━━━ Selected passage

American filmmaker (born 1942)

Barry Levinson (born April 6, 1942) is an American filmmaker. He has received numerous accolades including the Academy Award for Best Director for Rain Man (1988), as well as four Primetime Emmy Awards and nominations for three Golden Globe Awards. Levinson's other best-known works are Diner (1982), The Natural (1984), Good Morning, Vietnam (1987), Bugsy (1991), and Wag the Dog (1997). In 2021, he co-executive produced the Hulu miniseries Dopesick and directed the first two episodes.

==Early life==
Levinson was born in Baltimore, Maryland, the son of Violet "Vi" (née Krichinsky) and Irvin Levinson, who worked in the furniture and appliance business. He is of Russian-Jewish descent. After growing up in Forest Park, Baltimore and graduating from Forest Park Senior High School in 1960, Levinson studied broadcast journalism at Baltimore Junior College and American University in Washington, D.C. He later moved to Los Angeles to work as an actor and writer and performed comedy routines. Levinson at one time shared an apartment with would-be drug smuggler (and subject of the movie Blow) George Jung.

==Career==
Levinson's first writing work was for television variety shows such as The Marty Feldman Comedy Machine, The Lohman and Barkley Show, The Tim Conway Show, and The Carol Burnett Show. He moved on to success as a film screenwriter – notably the Mel Brooks comedies Silent Movie (1976) and High Anxiety (1977) (in which he played a bellboy) and the Oscar-nominated script (co-written by Valerie Curtin) for ...And Justice for All (1979). He was an uncredited co-writer on Dustin Hoffman's 1982 hit comedy Tootsie.

Levinson began his career as a film director with Diner (1982), for which he also wrote the script, which earned him an Oscar nomination for Best Original Screenplay. Diner was the first of four films set in the Baltimore of Levinson's youth. The other three were Tin Men (1987), a story of aluminum-siding salesmen in the 1960s starring Richard Dreyfuss and Danny DeVito; the immigrant family saga Avalon (1990) featuring Elijah Wood in one of his earliest screen appearances; and Liberty Heights (1999).

━━━━━━

Work request: Please retype the part of the Barry Levinson passage that opens with the words containing "American filmmaker (born" and closes with "first two episodes.".

━━━ Records shown

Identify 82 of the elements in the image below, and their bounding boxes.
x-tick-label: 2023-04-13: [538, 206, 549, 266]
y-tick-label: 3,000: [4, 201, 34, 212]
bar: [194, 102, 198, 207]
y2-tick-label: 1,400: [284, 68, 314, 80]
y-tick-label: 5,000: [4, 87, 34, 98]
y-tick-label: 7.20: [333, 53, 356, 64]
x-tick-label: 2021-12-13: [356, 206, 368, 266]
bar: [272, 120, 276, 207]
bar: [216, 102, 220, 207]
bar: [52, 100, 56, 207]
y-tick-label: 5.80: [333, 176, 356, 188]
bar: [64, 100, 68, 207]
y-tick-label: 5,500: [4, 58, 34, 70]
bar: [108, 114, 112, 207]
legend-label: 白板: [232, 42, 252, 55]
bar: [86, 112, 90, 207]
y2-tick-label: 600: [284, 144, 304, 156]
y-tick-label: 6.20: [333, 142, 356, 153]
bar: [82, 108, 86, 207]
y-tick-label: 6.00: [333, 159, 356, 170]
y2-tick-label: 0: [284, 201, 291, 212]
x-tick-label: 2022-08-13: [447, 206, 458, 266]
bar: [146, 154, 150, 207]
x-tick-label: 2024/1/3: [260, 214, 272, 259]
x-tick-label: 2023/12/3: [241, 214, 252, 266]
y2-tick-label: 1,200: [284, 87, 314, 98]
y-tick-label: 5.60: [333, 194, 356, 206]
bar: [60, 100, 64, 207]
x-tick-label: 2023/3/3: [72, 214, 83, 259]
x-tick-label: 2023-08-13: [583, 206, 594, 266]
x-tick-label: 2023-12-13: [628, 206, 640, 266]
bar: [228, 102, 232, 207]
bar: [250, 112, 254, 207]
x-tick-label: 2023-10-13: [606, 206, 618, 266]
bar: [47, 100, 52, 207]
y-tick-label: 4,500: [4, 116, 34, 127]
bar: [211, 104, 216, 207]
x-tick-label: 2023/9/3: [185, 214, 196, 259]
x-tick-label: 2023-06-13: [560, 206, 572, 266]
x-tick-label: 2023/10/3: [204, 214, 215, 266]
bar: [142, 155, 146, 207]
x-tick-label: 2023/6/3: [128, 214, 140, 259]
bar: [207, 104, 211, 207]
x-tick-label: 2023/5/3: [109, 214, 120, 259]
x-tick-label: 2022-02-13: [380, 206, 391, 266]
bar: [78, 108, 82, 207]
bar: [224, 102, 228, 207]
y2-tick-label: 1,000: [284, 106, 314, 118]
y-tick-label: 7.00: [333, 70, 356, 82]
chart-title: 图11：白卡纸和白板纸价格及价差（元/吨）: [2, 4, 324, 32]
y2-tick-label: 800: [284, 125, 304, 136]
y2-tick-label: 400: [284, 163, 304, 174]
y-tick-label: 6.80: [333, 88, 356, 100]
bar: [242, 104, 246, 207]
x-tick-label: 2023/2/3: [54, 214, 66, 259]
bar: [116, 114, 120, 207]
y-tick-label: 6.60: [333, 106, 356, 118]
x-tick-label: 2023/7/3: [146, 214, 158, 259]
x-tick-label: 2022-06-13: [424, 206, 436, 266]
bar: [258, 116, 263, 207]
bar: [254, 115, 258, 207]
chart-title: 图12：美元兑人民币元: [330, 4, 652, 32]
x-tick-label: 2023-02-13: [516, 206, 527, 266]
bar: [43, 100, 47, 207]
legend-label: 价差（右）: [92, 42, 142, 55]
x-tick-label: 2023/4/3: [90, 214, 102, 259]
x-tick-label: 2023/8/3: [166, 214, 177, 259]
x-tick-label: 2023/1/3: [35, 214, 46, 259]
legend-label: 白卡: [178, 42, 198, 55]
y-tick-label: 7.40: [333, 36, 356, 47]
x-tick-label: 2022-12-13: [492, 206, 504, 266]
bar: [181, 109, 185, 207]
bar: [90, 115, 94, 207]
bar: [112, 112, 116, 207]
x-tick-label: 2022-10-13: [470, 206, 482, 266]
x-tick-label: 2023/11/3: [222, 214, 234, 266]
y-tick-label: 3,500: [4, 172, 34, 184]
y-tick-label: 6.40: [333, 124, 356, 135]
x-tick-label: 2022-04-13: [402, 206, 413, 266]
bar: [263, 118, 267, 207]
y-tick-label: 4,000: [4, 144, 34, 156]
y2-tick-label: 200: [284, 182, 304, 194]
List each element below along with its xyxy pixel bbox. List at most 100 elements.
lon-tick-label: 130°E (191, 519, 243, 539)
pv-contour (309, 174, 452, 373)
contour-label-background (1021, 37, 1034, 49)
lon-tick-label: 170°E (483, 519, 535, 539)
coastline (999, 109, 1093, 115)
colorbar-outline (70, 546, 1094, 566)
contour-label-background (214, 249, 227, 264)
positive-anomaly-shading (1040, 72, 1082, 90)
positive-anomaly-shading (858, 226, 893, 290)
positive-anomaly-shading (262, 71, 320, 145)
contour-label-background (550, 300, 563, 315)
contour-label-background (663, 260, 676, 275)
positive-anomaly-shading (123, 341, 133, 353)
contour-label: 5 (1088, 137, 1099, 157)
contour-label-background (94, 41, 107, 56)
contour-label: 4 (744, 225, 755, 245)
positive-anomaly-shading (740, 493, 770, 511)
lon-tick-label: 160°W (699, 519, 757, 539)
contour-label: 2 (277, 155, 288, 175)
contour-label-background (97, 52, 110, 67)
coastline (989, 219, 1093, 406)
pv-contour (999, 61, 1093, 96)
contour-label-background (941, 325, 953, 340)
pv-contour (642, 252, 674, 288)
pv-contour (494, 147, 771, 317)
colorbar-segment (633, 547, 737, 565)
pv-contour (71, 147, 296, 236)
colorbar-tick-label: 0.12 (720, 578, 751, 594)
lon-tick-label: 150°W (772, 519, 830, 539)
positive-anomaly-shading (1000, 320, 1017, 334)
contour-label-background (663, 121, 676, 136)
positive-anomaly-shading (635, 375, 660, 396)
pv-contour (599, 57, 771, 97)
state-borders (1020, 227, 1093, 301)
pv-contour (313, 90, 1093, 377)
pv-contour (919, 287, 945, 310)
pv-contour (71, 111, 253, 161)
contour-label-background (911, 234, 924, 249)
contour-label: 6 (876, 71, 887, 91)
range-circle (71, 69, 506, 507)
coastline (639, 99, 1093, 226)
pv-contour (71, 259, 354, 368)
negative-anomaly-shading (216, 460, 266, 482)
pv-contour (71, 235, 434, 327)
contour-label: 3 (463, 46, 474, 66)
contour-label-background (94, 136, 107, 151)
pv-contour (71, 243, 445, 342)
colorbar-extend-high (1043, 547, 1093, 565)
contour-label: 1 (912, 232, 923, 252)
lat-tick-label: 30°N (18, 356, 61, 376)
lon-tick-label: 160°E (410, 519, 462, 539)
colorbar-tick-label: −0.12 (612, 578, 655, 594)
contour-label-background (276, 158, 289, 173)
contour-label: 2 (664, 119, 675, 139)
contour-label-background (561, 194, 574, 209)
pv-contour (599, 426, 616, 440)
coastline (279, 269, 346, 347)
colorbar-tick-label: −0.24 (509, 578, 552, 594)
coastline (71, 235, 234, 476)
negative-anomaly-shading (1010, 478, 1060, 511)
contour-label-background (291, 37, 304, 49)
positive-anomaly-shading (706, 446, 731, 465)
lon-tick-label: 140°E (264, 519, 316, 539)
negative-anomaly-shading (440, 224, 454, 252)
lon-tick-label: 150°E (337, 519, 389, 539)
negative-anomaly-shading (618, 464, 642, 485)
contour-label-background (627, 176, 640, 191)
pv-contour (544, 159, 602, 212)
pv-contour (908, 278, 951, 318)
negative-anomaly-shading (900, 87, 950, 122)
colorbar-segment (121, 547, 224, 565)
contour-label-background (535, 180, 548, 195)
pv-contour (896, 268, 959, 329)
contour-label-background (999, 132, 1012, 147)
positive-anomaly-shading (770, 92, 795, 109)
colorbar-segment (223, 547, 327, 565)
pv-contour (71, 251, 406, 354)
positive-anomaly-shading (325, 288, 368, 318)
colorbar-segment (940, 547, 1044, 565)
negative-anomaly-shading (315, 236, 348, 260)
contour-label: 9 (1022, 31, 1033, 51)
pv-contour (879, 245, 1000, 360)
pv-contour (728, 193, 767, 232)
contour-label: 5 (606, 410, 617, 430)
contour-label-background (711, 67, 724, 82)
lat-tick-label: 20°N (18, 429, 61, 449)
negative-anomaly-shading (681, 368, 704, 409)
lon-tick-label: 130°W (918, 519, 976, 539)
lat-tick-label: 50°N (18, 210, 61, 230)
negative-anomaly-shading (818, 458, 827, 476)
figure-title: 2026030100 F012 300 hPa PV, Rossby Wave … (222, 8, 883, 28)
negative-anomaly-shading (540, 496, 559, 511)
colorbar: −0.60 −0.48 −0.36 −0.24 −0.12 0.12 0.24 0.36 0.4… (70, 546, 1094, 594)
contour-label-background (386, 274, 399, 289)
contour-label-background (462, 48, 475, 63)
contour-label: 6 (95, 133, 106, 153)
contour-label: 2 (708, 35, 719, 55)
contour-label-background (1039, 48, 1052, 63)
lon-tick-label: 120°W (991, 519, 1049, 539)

━━━━━━

Result below:
American filmmaker (born 1942)

Barry Levinson (born April 6, 1942) is an American filmmaker. He has received numerous accolades including the Academy Award for Best Director for Rain Man (1988), as well as four Primetime Emmy Awards and nominations for three Golden Globe Awards. Levinson's other best-known works are Diner (1982), The Natural (1984), Good Morning, Vietnam (1987), Bugsy (1991), and Wag the Dog (1997). In 2021, he co-executive produced the Hulu miniseries Dopesick and directed the first two episodes.